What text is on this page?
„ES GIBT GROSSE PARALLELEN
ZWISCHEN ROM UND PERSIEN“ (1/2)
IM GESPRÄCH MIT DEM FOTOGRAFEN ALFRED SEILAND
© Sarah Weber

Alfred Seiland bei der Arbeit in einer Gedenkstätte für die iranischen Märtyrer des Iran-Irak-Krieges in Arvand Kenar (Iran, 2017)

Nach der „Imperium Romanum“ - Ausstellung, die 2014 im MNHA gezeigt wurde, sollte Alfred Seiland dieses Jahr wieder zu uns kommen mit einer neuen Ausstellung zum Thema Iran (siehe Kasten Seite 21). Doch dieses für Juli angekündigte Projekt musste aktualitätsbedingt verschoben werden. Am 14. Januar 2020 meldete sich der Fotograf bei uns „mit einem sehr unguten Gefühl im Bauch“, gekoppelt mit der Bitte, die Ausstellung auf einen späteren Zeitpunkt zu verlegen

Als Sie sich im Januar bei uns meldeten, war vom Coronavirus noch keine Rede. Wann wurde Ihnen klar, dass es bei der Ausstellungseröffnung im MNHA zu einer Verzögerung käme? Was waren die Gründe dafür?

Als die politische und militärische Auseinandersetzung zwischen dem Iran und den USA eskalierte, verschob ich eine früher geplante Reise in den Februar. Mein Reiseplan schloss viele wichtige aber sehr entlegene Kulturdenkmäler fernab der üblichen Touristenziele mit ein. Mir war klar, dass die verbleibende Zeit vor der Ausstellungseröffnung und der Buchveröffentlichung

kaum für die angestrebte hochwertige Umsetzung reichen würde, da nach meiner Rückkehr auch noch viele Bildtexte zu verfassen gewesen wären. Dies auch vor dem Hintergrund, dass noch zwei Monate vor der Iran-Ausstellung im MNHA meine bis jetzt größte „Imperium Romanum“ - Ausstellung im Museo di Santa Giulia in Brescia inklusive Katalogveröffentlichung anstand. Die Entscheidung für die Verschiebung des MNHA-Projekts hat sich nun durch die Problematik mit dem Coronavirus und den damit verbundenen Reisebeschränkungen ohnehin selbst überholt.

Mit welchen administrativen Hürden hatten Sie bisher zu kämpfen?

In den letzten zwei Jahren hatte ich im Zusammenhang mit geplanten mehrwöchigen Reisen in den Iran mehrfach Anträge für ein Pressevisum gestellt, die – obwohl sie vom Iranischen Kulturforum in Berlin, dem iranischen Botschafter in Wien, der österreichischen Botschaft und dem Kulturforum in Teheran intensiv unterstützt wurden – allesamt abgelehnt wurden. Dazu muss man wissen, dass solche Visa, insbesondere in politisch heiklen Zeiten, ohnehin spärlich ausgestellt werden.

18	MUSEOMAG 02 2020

-------------------------

— Instructions for the task —
Return every record above exactly as it appears.

— Result for this task —
What text is on this page?
„ES GIBT GROSSE PARALLELEN
ZWISCHEN ROM UND PERSIEN“ (1/2)
IM GESPRÄCH MIT DEM FOTOGRAFEN ALFRED SEILAND
© Sarah Weber

Alfred Seiland bei der Arbeit in einer Gedenkstätte für die iranischen Märtyrer des Iran-Irak-Krieges in Arvand Kenar (Iran, 2017)

Nach der „Imperium Romanum“ - Ausstellung, die 2014 im MNHA gezeigt wurde, sollte Alfred Seiland dieses Jahr wieder zu uns kommen mit einer neuen Ausstellung zum Thema Iran (siehe Kasten Seite 21). Doch dieses für Juli angekündigte Projekt musste aktualitätsbedingt verschoben werden. Am 14. Januar 2020 meldete sich der Fotograf bei uns „mit einem sehr unguten Gefühl im Bauch“, gekoppelt mit der Bitte, die Ausstellung auf einen späteren Zeitpunkt zu verlegen

Als Sie sich im Januar bei uns meldeten, war vom Coronavirus noch keine Rede. Wann wurde Ihnen klar, dass es bei der Ausstellungseröffnung im MNHA zu einer Verzögerung käme? Was waren die Gründe dafür?

Als die politische und militärische Auseinandersetzung zwischen dem Iran und den USA eskalierte, verschob ich eine früher geplante Reise in den Februar. Mein Reiseplan schloss viele wichtige aber sehr entlegene Kulturdenkmäler fernab der üblichen Touristenziele mit ein. Mir war klar, dass die verbleibende Zeit vor der Ausstellungseröffnung und der Buchveröffentlichung

kaum für die angestrebte hochwertige Umsetzung reichen würde, da nach meiner Rückkehr auch noch viele Bildtexte zu verfassen gewesen wären. Dies auch vor dem Hintergrund, dass noch zwei Monate vor der Iran-Ausstellung im MNHA meine bis jetzt größte „Imperium Romanum“ - Ausstellung im Museo di Santa Giulia in Brescia inklusive Katalogveröffentlichung anstand. Die Entscheidung für die Verschiebung des MNHA-Projekts hat sich nun durch die Problematik mit dem Coronavirus und den damit verbundenen Reisebeschränkungen ohnehin selbst überholt.

Mit welchen administrativen Hürden hatten Sie bisher zu kämpfen?

In den letzten zwei Jahren hatte ich im Zusammenhang mit geplanten mehrwöchigen Reisen in den Iran mehrfach Anträge für ein Pressevisum gestellt, die – obwohl sie vom Iranischen Kulturforum in Berlin, dem iranischen Botschafter in Wien, der österreichischen Botschaft und dem Kulturforum in Teheran intensiv unterstützt wurden – allesamt abgelehnt wurden. Dazu muss man wissen, dass solche Visa, insbesondere in politisch heiklen Zeiten, ohnehin spärlich ausgestellt werden.

18	MUSEOMAG 02 2020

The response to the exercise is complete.